EXERCISE: Extract exactly and only the lines of the data below, starting at the line with "Read the values" and stopping after the final line.

ENTRIES PROVIDED:
=-=-=

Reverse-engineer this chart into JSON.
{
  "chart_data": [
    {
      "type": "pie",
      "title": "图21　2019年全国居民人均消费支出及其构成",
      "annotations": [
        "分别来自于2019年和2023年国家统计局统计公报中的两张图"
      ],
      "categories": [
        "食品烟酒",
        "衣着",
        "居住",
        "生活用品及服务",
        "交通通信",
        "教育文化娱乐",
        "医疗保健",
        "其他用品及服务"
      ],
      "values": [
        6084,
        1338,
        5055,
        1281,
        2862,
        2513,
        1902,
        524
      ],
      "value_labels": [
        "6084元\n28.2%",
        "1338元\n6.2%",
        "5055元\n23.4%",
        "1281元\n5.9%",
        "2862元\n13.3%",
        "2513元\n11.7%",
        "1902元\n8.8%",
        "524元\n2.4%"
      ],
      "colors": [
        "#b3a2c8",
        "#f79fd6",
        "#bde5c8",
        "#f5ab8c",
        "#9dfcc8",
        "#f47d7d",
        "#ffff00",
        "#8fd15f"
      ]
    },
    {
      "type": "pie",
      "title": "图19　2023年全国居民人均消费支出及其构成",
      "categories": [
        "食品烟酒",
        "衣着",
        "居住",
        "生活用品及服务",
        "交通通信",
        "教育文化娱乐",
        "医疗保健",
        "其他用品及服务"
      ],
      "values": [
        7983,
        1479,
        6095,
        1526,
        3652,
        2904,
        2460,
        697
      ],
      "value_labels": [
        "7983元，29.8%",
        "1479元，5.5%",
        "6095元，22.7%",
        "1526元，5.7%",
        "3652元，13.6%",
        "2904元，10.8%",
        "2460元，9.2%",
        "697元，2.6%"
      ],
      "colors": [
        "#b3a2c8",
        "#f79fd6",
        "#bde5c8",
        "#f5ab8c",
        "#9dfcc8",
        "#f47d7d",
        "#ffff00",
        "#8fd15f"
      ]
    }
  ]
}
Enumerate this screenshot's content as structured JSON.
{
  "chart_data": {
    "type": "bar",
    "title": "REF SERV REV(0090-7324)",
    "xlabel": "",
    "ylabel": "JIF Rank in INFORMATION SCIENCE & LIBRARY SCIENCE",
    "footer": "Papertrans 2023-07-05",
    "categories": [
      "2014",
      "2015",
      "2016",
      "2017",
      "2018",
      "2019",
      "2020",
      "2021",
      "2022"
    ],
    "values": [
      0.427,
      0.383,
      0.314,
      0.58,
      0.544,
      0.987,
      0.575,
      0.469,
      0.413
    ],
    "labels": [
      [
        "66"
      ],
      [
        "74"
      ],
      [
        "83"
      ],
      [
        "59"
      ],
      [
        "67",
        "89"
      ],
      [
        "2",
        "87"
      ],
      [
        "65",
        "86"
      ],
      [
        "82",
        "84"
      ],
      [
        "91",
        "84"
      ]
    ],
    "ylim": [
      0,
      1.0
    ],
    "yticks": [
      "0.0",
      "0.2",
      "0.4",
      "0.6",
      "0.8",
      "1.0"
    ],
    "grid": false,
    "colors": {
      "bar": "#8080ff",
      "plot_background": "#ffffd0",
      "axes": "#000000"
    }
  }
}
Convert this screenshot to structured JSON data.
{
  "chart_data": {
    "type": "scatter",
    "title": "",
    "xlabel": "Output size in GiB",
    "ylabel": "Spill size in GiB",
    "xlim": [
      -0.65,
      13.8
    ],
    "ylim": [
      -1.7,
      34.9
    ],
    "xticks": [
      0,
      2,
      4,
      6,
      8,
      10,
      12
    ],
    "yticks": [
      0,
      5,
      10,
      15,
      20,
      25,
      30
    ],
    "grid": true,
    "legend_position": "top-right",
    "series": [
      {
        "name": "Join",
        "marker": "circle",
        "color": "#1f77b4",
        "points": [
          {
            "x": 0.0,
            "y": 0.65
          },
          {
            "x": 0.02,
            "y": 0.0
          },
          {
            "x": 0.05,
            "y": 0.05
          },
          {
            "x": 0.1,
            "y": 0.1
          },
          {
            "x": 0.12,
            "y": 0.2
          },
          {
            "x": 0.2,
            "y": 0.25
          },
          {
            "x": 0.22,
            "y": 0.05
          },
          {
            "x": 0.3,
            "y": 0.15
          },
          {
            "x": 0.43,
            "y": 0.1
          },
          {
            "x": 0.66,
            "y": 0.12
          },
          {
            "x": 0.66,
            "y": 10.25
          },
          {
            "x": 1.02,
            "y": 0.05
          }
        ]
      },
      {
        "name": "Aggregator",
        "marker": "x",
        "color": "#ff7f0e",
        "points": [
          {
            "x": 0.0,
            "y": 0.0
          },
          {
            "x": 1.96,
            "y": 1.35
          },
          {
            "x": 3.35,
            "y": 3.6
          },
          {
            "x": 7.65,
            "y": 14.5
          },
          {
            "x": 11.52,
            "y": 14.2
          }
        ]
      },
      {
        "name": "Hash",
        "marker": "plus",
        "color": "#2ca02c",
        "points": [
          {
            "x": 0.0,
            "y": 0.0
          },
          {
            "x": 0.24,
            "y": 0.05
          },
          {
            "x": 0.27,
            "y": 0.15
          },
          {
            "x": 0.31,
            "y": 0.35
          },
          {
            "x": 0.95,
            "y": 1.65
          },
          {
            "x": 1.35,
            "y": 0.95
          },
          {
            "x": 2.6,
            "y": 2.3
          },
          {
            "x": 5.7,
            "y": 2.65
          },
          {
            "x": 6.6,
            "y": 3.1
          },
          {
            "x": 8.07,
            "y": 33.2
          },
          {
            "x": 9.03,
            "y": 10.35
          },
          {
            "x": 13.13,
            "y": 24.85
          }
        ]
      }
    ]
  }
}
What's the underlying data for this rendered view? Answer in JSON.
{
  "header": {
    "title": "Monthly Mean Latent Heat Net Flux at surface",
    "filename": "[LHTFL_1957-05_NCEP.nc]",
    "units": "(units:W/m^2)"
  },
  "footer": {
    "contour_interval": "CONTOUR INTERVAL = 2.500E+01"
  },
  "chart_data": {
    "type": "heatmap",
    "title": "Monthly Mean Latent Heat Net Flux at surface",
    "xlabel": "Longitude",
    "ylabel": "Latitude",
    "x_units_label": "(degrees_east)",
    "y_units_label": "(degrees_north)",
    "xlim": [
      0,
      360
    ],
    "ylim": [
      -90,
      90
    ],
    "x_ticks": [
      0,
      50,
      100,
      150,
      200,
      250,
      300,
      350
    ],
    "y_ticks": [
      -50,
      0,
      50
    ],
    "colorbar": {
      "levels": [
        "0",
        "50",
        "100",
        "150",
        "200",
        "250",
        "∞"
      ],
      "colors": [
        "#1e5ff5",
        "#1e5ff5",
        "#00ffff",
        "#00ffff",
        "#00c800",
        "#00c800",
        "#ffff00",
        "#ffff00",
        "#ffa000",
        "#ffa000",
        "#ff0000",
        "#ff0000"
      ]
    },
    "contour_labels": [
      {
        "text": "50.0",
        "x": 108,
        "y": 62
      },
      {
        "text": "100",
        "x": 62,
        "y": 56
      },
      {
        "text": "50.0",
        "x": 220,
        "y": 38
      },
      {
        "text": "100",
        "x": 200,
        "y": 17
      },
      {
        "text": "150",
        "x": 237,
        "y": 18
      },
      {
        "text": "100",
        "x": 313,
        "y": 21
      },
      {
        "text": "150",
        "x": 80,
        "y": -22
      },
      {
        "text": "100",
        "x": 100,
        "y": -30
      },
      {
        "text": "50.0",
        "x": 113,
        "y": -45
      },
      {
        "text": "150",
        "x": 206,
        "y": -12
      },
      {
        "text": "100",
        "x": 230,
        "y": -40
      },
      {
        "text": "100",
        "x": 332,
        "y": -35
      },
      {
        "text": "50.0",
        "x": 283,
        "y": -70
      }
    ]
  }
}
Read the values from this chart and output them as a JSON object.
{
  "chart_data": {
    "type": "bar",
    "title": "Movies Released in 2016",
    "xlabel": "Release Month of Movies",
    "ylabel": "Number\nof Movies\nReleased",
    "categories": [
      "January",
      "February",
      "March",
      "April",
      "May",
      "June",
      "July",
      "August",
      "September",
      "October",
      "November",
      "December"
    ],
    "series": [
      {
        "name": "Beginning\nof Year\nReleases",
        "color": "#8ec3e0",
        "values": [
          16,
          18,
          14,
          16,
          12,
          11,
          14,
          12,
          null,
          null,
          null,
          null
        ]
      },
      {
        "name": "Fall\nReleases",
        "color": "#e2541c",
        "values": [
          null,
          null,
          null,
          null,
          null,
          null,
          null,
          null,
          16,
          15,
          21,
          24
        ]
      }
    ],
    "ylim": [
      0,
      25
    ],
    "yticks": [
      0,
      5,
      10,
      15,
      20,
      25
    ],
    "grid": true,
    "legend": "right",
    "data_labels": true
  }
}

=-=-=

WRITTEN ANSWER:
Read the values from this chart and output them as a JSON object.
{
  "chart_data": {
    "type": "bar",
    "title": "Movies Released in 2016",
    "xlabel": "Release Month of Movies",
    "ylabel": "Number\nof Movies\nReleased",
    "categories": [
      "January",
      "February",
      "March",
      "April",
      "May",
      "June",
      "July",
      "August",
      "September",
      "October",
      "November",
      "December"
    ],
    "series": [
      {
        "name": "Beginning\nof Year\nReleases",
        "color": "#8ec3e0",
        "values": [
          16,
          18,
          14,
          16,
          12,
          11,
          14,
          12,
          null,
          null,
          null,
          null
        ]
      },
      {
        "name": "Fall\nReleases",
        "color": "#e2541c",
        "values": [
          null,
          null,
          null,
          null,
          null,
          null,
          null,
          null,
          16,
          15,
          21,
          24
        ]
      }
    ],
    "ylim": [
      0,
      25
    ],
    "yticks": [
      0,
      5,
      10,
      15,
      20,
      25
    ],
    "grid": true,
    "legend": "right",
    "data_labels": true
  }
}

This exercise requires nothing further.